▸ TASK PROMPT
Repeat the entries below exactly, pictures excluded.

[INPUT DATA — start]

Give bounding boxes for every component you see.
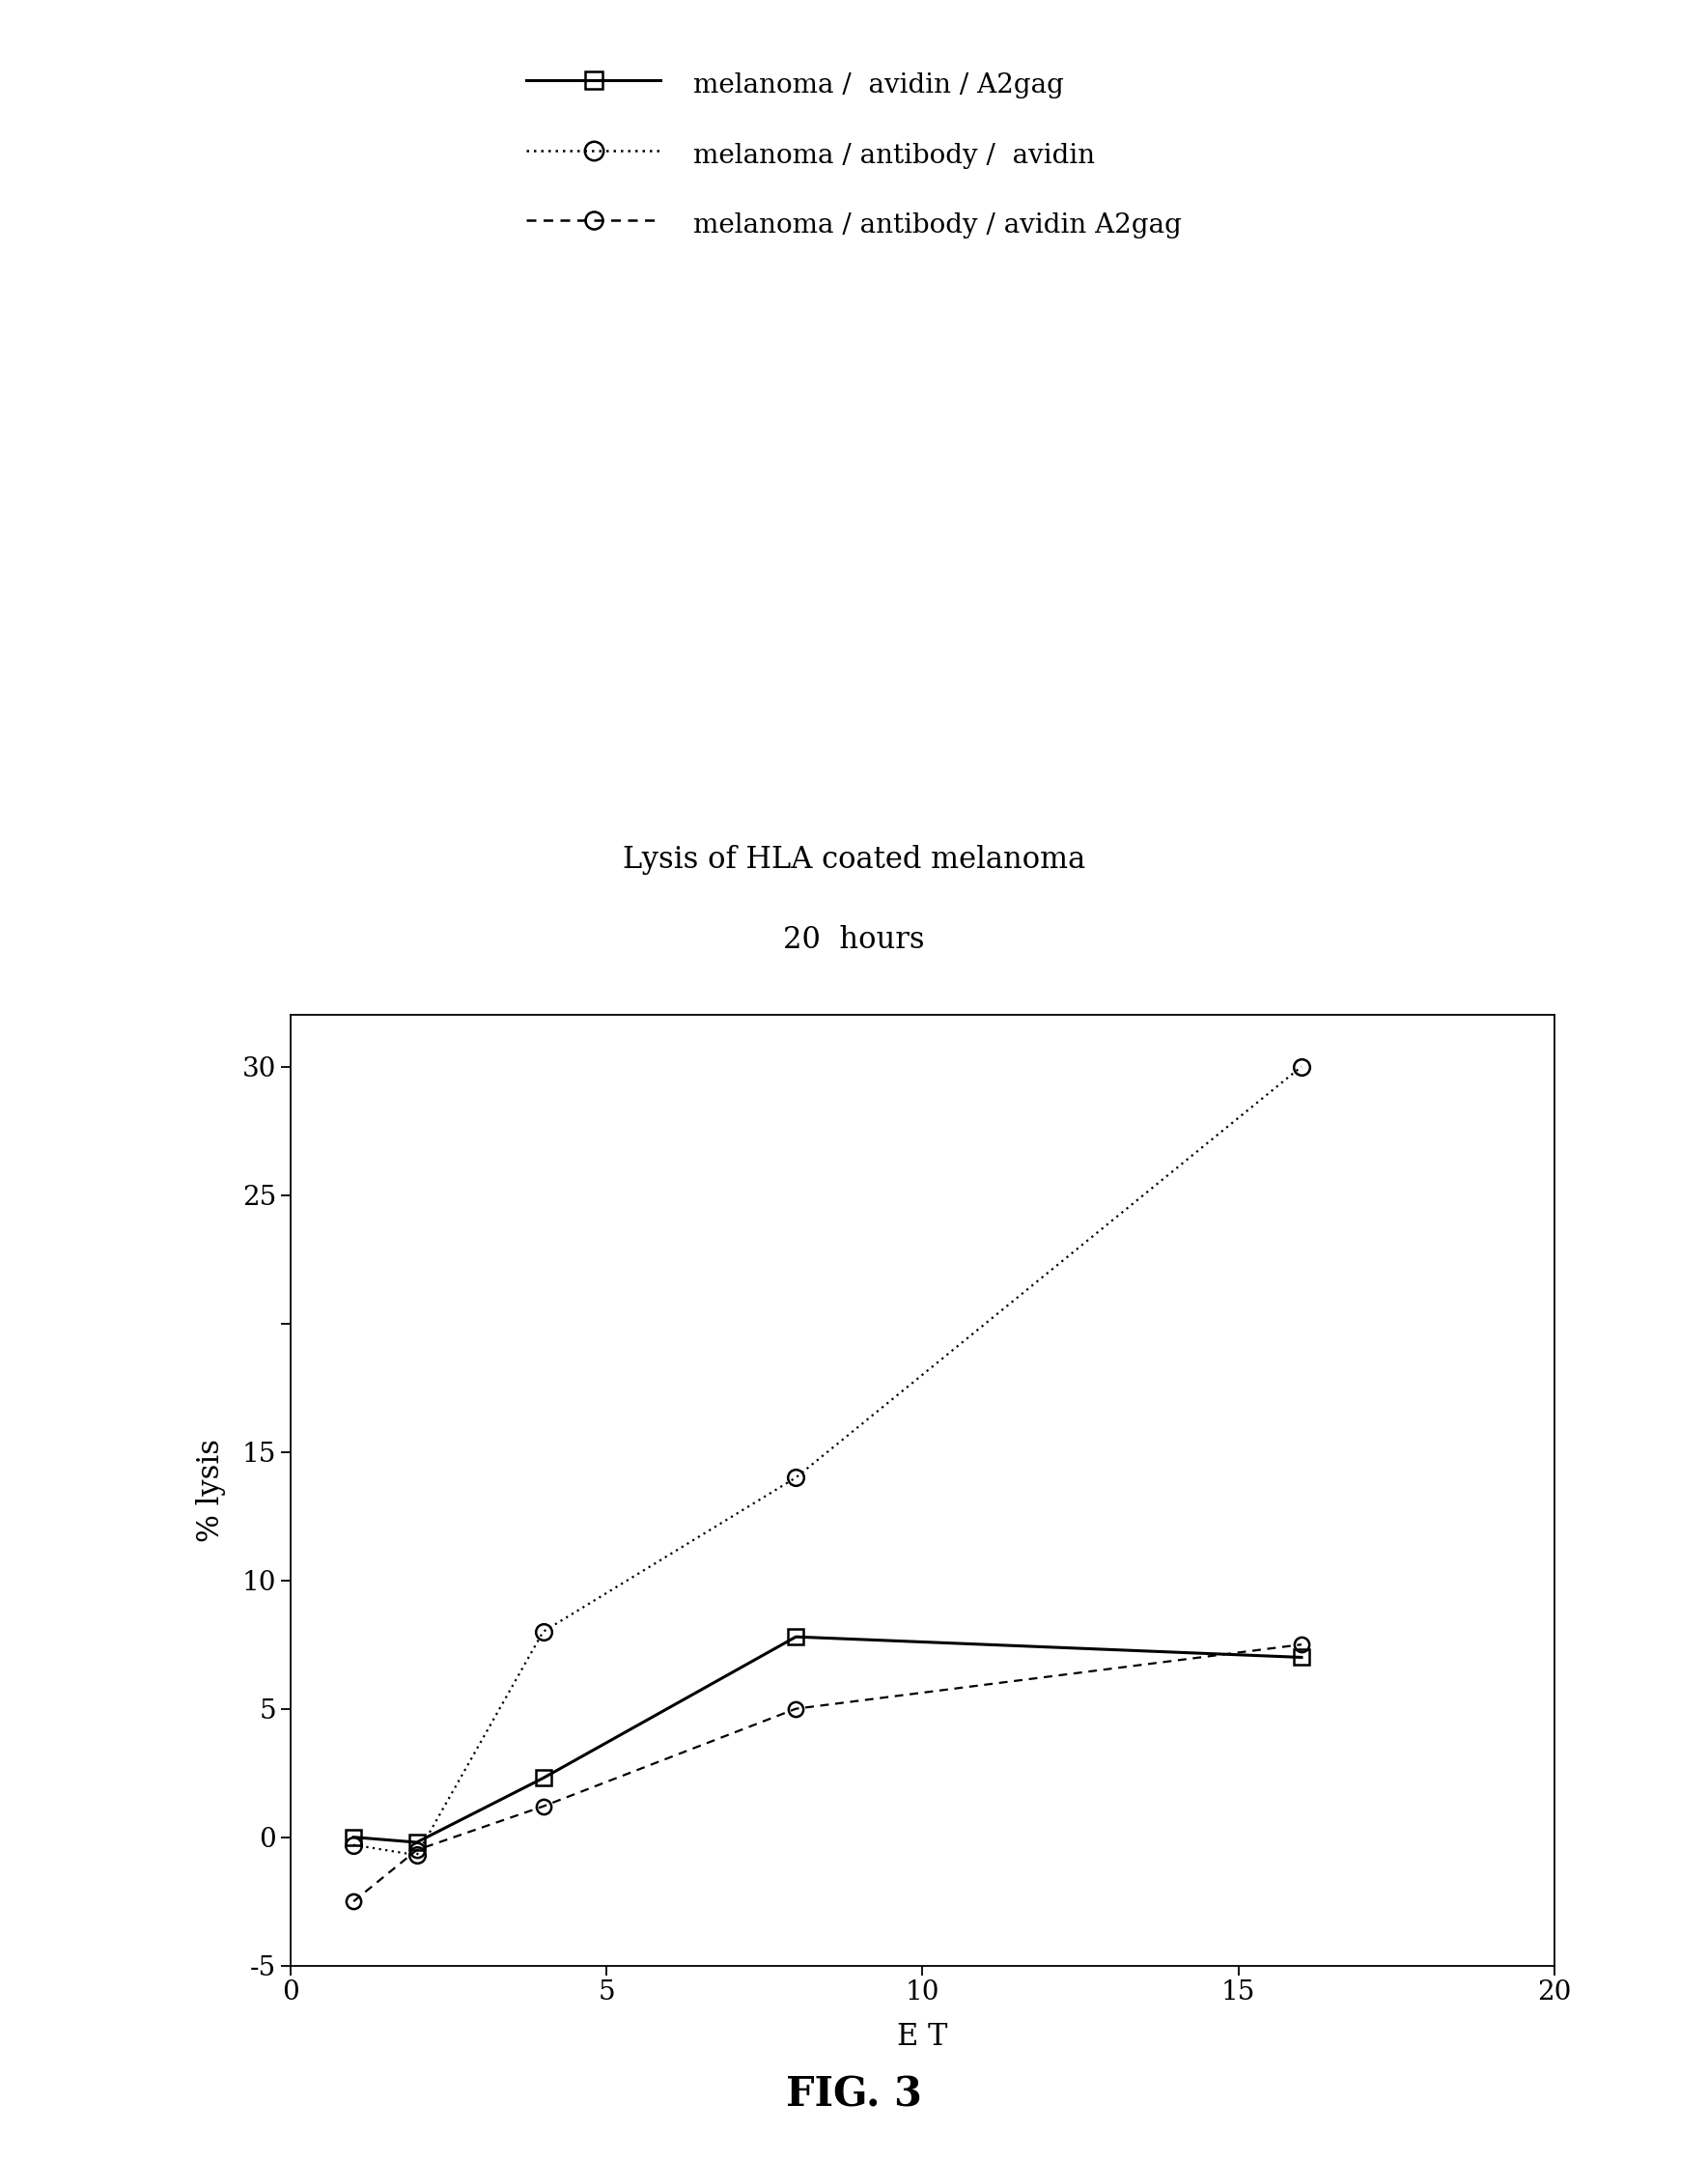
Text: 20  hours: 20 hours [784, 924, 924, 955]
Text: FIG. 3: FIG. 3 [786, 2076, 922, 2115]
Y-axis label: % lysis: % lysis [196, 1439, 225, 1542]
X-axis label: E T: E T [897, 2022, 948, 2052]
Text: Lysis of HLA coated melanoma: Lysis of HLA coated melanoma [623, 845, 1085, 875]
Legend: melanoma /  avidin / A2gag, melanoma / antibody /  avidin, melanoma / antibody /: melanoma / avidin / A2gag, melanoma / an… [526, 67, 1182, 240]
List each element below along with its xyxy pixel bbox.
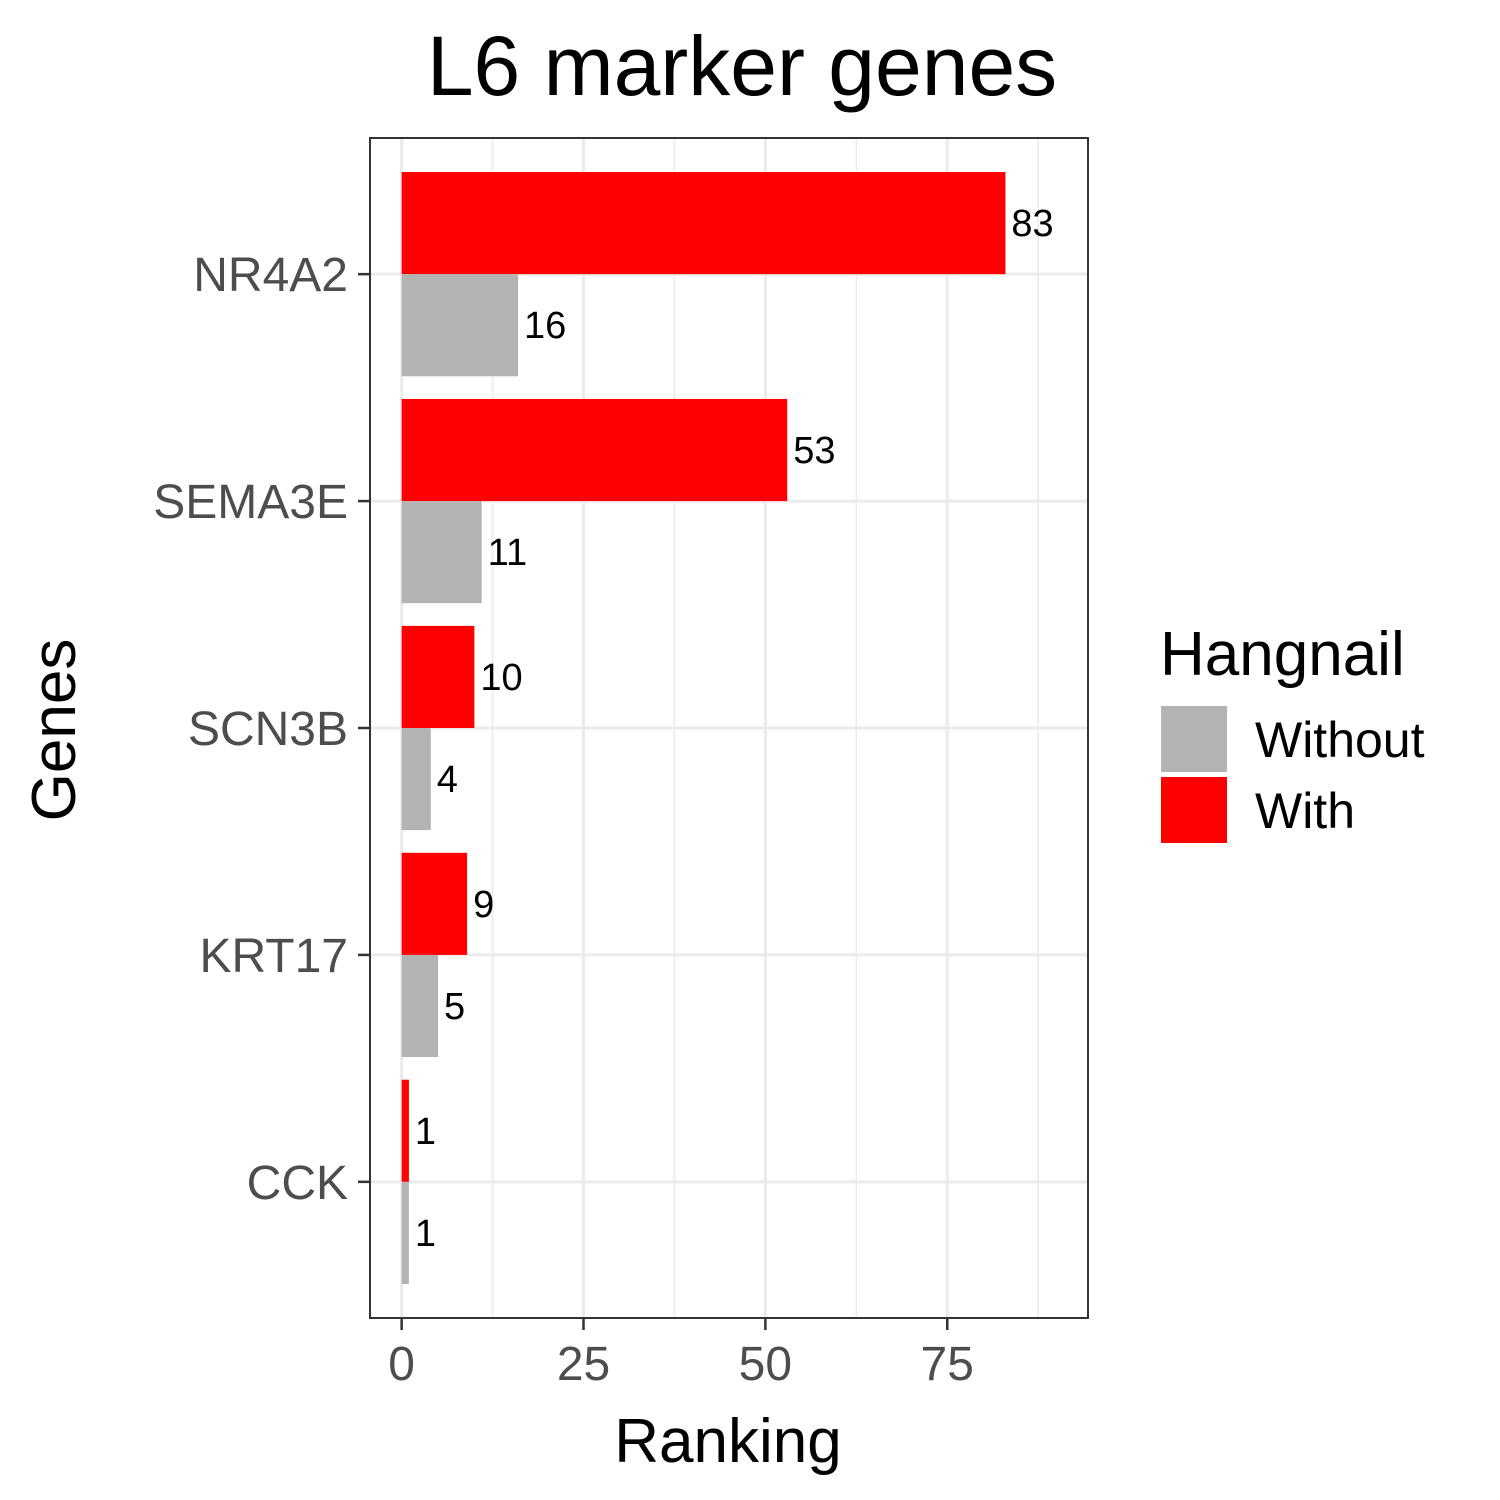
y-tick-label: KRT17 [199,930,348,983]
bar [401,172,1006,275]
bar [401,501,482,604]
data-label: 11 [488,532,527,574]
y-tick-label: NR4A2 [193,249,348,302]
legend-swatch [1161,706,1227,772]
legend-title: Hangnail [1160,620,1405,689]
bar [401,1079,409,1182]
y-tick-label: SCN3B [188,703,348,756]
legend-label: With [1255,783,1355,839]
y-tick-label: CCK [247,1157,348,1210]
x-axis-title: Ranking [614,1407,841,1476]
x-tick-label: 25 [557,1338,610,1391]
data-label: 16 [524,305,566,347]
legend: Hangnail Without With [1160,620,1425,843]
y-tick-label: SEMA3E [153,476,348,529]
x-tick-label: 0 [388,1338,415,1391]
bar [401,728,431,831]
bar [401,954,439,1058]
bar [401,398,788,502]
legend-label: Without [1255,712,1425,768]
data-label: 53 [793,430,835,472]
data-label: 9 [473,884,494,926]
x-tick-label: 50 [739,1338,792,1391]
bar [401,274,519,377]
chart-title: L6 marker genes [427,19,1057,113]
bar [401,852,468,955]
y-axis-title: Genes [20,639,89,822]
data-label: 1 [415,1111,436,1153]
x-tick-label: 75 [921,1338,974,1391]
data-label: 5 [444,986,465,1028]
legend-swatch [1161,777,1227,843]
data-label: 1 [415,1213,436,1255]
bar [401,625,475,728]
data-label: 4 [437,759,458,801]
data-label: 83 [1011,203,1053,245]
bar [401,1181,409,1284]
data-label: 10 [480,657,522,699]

[INPUT DATA — finish]

▸ ANSWER SPACE
Give bounding boxes for every component you see.
Text: 20  hours: 20 hours [784, 924, 924, 955]
Text: FIG. 3: FIG. 3 [786, 2076, 922, 2115]
Y-axis label: % lysis: % lysis [196, 1439, 225, 1542]
X-axis label: E T: E T [897, 2022, 948, 2052]
Text: Lysis of HLA coated melanoma: Lysis of HLA coated melanoma [623, 845, 1085, 875]
Legend: melanoma /  avidin / A2gag, melanoma / antibody /  avidin, melanoma / antibody /: melanoma / avidin / A2gag, melanoma / an… [526, 67, 1182, 240]
List each element below along with its xyxy pixel bbox.
y-tick-label: KRT17 [199,930,348,983]
bar [401,172,1006,275]
bar [401,501,482,604]
data-label: 11 [488,532,527,574]
y-tick-label: NR4A2 [193,249,348,302]
legend-swatch [1161,706,1227,772]
legend-title: Hangnail [1160,620,1405,689]
bar [401,1079,409,1182]
y-tick-label: SCN3B [188,703,348,756]
legend-label: With [1255,783,1355,839]
y-tick-label: CCK [247,1157,348,1210]
x-axis-title: Ranking [614,1407,841,1476]
x-tick-label: 25 [557,1338,610,1391]
data-label: 16 [524,305,566,347]
legend: Hangnail Without With [1160,620,1425,843]
y-tick-label: SEMA3E [153,476,348,529]
x-tick-label: 0 [388,1338,415,1391]
bar [401,728,431,831]
bar [401,954,439,1058]
bar [401,398,788,502]
legend-label: Without [1255,712,1425,768]
data-label: 53 [793,430,835,472]
data-label: 9 [473,884,494,926]
x-tick-label: 50 [739,1338,792,1391]
bar [401,274,519,377]
chart-title: L6 marker genes [427,19,1057,113]
bar [401,852,468,955]
y-axis-title: Genes [20,639,89,822]
data-label: 1 [415,1111,436,1153]
x-tick-label: 75 [921,1338,974,1391]
data-label: 5 [444,986,465,1028]
legend-swatch [1161,777,1227,843]
data-label: 1 [415,1213,436,1255]
bar [401,625,475,728]
data-label: 4 [437,759,458,801]
data-label: 83 [1011,203,1053,245]
bar [401,1181,409,1284]
data-label: 10 [480,657,522,699]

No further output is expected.